# [Dataset rows]
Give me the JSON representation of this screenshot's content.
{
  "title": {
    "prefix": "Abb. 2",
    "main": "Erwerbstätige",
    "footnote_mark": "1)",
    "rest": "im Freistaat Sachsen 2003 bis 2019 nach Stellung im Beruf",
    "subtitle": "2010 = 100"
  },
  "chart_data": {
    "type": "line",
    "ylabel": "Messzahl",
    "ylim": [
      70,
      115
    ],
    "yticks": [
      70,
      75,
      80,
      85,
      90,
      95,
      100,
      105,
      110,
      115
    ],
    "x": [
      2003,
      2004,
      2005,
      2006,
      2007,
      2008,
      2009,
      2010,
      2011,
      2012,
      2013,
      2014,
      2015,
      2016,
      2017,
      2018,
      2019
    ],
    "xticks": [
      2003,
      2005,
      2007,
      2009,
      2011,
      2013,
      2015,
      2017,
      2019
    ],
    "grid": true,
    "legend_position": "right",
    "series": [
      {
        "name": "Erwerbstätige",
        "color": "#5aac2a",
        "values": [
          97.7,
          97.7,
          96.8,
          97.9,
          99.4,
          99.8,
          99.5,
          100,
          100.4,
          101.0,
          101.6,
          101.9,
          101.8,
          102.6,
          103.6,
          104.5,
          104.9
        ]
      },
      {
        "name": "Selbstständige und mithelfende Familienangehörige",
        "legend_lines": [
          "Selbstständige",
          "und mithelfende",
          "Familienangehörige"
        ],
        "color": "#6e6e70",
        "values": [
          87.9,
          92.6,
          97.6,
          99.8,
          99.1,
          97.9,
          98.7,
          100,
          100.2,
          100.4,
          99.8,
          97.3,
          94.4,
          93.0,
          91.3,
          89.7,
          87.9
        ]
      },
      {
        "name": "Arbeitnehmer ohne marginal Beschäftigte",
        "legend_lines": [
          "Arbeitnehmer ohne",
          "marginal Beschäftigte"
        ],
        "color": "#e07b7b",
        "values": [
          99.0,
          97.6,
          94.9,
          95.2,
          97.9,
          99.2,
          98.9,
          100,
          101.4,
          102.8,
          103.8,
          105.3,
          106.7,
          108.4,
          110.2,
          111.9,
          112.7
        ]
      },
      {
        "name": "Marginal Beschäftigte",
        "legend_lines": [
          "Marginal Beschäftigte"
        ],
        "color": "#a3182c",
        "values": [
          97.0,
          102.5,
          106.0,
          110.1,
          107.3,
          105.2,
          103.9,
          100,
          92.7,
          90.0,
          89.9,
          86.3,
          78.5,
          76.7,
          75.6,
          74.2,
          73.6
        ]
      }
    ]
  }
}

# [What the task asks]
Print out every record again, exactly and in full.

# [Exercise result]
Give me the JSON representation of this screenshot's content.
{
  "title": {
    "prefix": "Abb. 2",
    "main": "Erwerbstätige",
    "footnote_mark": "1)",
    "rest": "im Freistaat Sachsen 2003 bis 2019 nach Stellung im Beruf",
    "subtitle": "2010 = 100"
  },
  "chart_data": {
    "type": "line",
    "ylabel": "Messzahl",
    "ylim": [
      70,
      115
    ],
    "yticks": [
      70,
      75,
      80,
      85,
      90,
      95,
      100,
      105,
      110,
      115
    ],
    "x": [
      2003,
      2004,
      2005,
      2006,
      2007,
      2008,
      2009,
      2010,
      2011,
      2012,
      2013,
      2014,
      2015,
      2016,
      2017,
      2018,
      2019
    ],
    "xticks": [
      2003,
      2005,
      2007,
      2009,
      2011,
      2013,
      2015,
      2017,
      2019
    ],
    "grid": true,
    "legend_position": "right",
    "series": [
      {
        "name": "Erwerbstätige",
        "color": "#5aac2a",
        "values": [
          97.7,
          97.7,
          96.8,
          97.9,
          99.4,
          99.8,
          99.5,
          100,
          100.4,
          101.0,
          101.6,
          101.9,
          101.8,
          102.6,
          103.6,
          104.5,
          104.9
        ]
      },
      {
        "name": "Selbstständige und mithelfende Familienangehörige",
        "legend_lines": [
          "Selbstständige",
          "und mithelfende",
          "Familienangehörige"
        ],
        "color": "#6e6e70",
        "values": [
          87.9,
          92.6,
          97.6,
          99.8,
          99.1,
          97.9,
          98.7,
          100,
          100.2,
          100.4,
          99.8,
          97.3,
          94.4,
          93.0,
          91.3,
          89.7,
          87.9
        ]
      },
      {
        "name": "Arbeitnehmer ohne marginal Beschäftigte",
        "legend_lines": [
          "Arbeitnehmer ohne",
          "marginal Beschäftigte"
        ],
        "color": "#e07b7b",
        "values": [
          99.0,
          97.6,
          94.9,
          95.2,
          97.9,
          99.2,
          98.9,
          100,
          101.4,
          102.8,
          103.8,
          105.3,
          106.7,
          108.4,
          110.2,
          111.9,
          112.7
        ]
      },
      {
        "name": "Marginal Beschäftigte",
        "legend_lines": [
          "Marginal Beschäftigte"
        ],
        "color": "#a3182c",
        "values": [
          97.0,
          102.5,
          106.0,
          110.1,
          107.3,
          105.2,
          103.9,
          100,
          92.7,
          90.0,
          89.9,
          86.3,
          78.5,
          76.7,
          75.6,
          74.2,
          73.6
        ]
      }
    ]
  }
}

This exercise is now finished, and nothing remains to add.